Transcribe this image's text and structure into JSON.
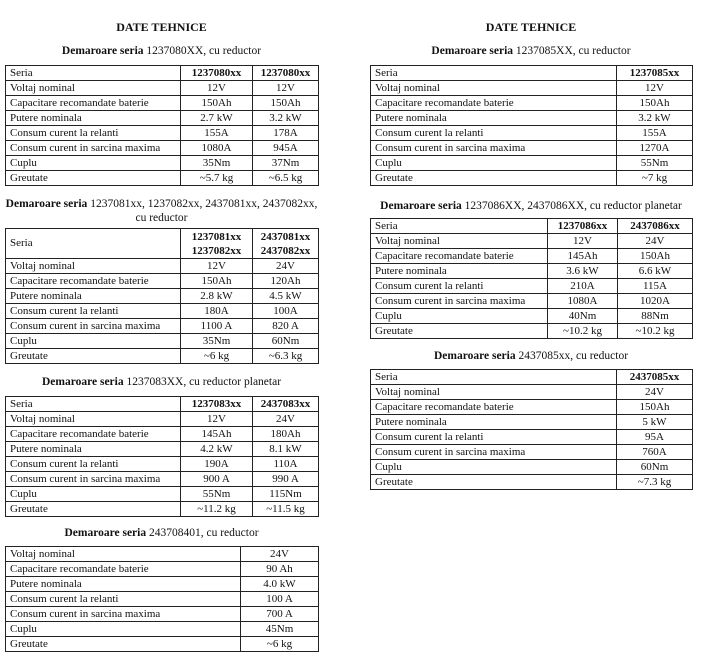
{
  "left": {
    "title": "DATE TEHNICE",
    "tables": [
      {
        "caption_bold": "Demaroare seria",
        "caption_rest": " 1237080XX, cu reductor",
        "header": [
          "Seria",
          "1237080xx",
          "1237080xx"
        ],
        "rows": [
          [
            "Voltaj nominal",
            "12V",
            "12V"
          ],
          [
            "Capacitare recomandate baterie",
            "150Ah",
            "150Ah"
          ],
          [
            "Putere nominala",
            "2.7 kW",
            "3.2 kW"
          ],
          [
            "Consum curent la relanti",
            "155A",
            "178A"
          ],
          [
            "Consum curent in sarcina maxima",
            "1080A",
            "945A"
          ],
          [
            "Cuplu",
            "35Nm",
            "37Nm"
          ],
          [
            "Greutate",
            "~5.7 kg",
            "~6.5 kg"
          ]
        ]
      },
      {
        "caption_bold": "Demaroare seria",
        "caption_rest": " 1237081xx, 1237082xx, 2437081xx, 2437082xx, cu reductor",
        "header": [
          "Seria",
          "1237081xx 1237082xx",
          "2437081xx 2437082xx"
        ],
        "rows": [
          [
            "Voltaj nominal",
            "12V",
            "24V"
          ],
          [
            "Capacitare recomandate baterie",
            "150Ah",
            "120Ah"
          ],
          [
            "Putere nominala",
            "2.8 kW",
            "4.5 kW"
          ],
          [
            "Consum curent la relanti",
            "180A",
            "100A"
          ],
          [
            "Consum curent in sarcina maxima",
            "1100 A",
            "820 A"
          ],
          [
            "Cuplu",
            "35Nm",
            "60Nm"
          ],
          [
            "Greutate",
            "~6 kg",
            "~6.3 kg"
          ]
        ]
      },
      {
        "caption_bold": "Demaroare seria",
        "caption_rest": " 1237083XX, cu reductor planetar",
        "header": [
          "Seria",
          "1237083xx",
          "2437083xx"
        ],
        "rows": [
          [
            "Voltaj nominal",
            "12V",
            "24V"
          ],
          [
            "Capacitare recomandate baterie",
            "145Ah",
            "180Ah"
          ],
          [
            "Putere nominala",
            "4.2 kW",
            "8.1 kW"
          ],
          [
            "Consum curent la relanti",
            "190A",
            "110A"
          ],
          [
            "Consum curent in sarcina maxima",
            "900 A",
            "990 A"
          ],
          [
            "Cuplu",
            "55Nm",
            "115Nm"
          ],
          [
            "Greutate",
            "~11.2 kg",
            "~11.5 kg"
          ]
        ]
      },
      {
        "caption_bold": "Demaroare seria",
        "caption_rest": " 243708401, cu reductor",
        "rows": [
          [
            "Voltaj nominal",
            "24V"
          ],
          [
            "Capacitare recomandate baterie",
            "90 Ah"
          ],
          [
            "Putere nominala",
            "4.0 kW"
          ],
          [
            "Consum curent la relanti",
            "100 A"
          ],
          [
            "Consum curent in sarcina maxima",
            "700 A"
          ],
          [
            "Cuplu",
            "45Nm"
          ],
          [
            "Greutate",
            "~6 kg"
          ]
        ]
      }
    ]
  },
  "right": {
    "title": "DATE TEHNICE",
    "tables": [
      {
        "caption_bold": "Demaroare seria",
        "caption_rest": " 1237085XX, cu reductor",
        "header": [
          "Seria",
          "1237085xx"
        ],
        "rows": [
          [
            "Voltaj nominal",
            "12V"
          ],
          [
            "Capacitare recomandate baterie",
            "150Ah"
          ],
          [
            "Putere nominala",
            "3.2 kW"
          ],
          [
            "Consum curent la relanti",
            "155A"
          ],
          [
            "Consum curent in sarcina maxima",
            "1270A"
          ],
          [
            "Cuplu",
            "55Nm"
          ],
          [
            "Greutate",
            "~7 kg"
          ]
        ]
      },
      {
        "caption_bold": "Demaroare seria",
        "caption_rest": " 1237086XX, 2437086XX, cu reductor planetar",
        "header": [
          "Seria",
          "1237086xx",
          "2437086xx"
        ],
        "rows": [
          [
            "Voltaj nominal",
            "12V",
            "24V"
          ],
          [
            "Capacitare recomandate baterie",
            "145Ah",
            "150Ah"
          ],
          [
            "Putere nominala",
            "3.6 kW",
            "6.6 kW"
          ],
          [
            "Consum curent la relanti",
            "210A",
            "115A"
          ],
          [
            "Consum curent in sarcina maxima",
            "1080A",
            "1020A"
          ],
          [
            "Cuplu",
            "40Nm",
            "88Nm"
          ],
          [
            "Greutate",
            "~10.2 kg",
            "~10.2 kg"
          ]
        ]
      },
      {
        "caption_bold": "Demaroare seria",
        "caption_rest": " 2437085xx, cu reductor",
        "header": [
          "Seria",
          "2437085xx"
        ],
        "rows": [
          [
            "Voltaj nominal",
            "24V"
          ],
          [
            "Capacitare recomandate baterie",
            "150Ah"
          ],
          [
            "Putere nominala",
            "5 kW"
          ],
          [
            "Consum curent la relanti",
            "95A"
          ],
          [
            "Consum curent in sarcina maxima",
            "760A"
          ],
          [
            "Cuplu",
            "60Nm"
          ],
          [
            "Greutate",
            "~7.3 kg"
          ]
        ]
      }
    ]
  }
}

▶ _PROMPT_: Your task is to retype all the entries exactly and leave out any pictures.

▶ _SOLUTION TO THE EXERCISE_:
Transcribe this image's text and structure into JSON.
{
  "left": {
    "title": "DATE TEHNICE",
    "tables": [
      {
        "caption_bold": "Demaroare seria",
        "caption_rest": " 1237080XX, cu reductor",
        "header": [
          "Seria",
          "1237080xx",
          "1237080xx"
        ],
        "rows": [
          [
            "Voltaj nominal",
            "12V",
            "12V"
          ],
          [
            "Capacitare recomandate baterie",
            "150Ah",
            "150Ah"
          ],
          [
            "Putere nominala",
            "2.7 kW",
            "3.2 kW"
          ],
          [
            "Consum curent la relanti",
            "155A",
            "178A"
          ],
          [
            "Consum curent in sarcina maxima",
            "1080A",
            "945A"
          ],
          [
            "Cuplu",
            "35Nm",
            "37Nm"
          ],
          [
            "Greutate",
            "~5.7 kg",
            "~6.5 kg"
          ]
        ]
      },
      {
        "caption_bold": "Demaroare seria",
        "caption_rest": " 1237081xx, 1237082xx, 2437081xx, 2437082xx, cu reductor",
        "header": [
          "Seria",
          "1237081xx 1237082xx",
          "2437081xx 2437082xx"
        ],
        "rows": [
          [
            "Voltaj nominal",
            "12V",
            "24V"
          ],
          [
            "Capacitare recomandate baterie",
            "150Ah",
            "120Ah"
          ],
          [
            "Putere nominala",
            "2.8 kW",
            "4.5 kW"
          ],
          [
            "Consum curent la relanti",
            "180A",
            "100A"
          ],
          [
            "Consum curent in sarcina maxima",
            "1100 A",
            "820 A"
          ],
          [
            "Cuplu",
            "35Nm",
            "60Nm"
          ],
          [
            "Greutate",
            "~6 kg",
            "~6.3 kg"
          ]
        ]
      },
      {
        "caption_bold": "Demaroare seria",
        "caption_rest": " 1237083XX, cu reductor planetar",
        "header": [
          "Seria",
          "1237083xx",
          "2437083xx"
        ],
        "rows": [
          [
            "Voltaj nominal",
            "12V",
            "24V"
          ],
          [
            "Capacitare recomandate baterie",
            "145Ah",
            "180Ah"
          ],
          [
            "Putere nominala",
            "4.2 kW",
            "8.1 kW"
          ],
          [
            "Consum curent la relanti",
            "190A",
            "110A"
          ],
          [
            "Consum curent in sarcina maxima",
            "900 A",
            "990 A"
          ],
          [
            "Cuplu",
            "55Nm",
            "115Nm"
          ],
          [
            "Greutate",
            "~11.2 kg",
            "~11.5 kg"
          ]
        ]
      },
      {
        "caption_bold": "Demaroare seria",
        "caption_rest": " 243708401, cu reductor",
        "rows": [
          [
            "Voltaj nominal",
            "24V"
          ],
          [
            "Capacitare recomandate baterie",
            "90 Ah"
          ],
          [
            "Putere nominala",
            "4.0 kW"
          ],
          [
            "Consum curent la relanti",
            "100 A"
          ],
          [
            "Consum curent in sarcina maxima",
            "700 A"
          ],
          [
            "Cuplu",
            "45Nm"
          ],
          [
            "Greutate",
            "~6 kg"
          ]
        ]
      }
    ]
  },
  "right": {
    "title": "DATE TEHNICE",
    "tables": [
      {
        "caption_bold": "Demaroare seria",
        "caption_rest": " 1237085XX, cu reductor",
        "header": [
          "Seria",
          "1237085xx"
        ],
        "rows": [
          [
            "Voltaj nominal",
            "12V"
          ],
          [
            "Capacitare recomandate baterie",
            "150Ah"
          ],
          [
            "Putere nominala",
            "3.2 kW"
          ],
          [
            "Consum curent la relanti",
            "155A"
          ],
          [
            "Consum curent in sarcina maxima",
            "1270A"
          ],
          [
            "Cuplu",
            "55Nm"
          ],
          [
            "Greutate",
            "~7 kg"
          ]
        ]
      },
      {
        "caption_bold": "Demaroare seria",
        "caption_rest": " 1237086XX, 2437086XX, cu reductor planetar",
        "header": [
          "Seria",
          "1237086xx",
          "2437086xx"
        ],
        "rows": [
          [
            "Voltaj nominal",
            "12V",
            "24V"
          ],
          [
            "Capacitare recomandate baterie",
            "145Ah",
            "150Ah"
          ],
          [
            "Putere nominala",
            "3.6 kW",
            "6.6 kW"
          ],
          [
            "Consum curent la relanti",
            "210A",
            "115A"
          ],
          [
            "Consum curent in sarcina maxima",
            "1080A",
            "1020A"
          ],
          [
            "Cuplu",
            "40Nm",
            "88Nm"
          ],
          [
            "Greutate",
            "~10.2 kg",
            "~10.2 kg"
          ]
        ]
      },
      {
        "caption_bold": "Demaroare seria",
        "caption_rest": " 2437085xx, cu reductor",
        "header": [
          "Seria",
          "2437085xx"
        ],
        "rows": [
          [
            "Voltaj nominal",
            "24V"
          ],
          [
            "Capacitare recomandate baterie",
            "150Ah"
          ],
          [
            "Putere nominala",
            "5 kW"
          ],
          [
            "Consum curent la relanti",
            "95A"
          ],
          [
            "Consum curent in sarcina maxima",
            "760A"
          ],
          [
            "Cuplu",
            "60Nm"
          ],
          [
            "Greutate",
            "~7.3 kg"
          ]
        ]
      }
    ]
  }
}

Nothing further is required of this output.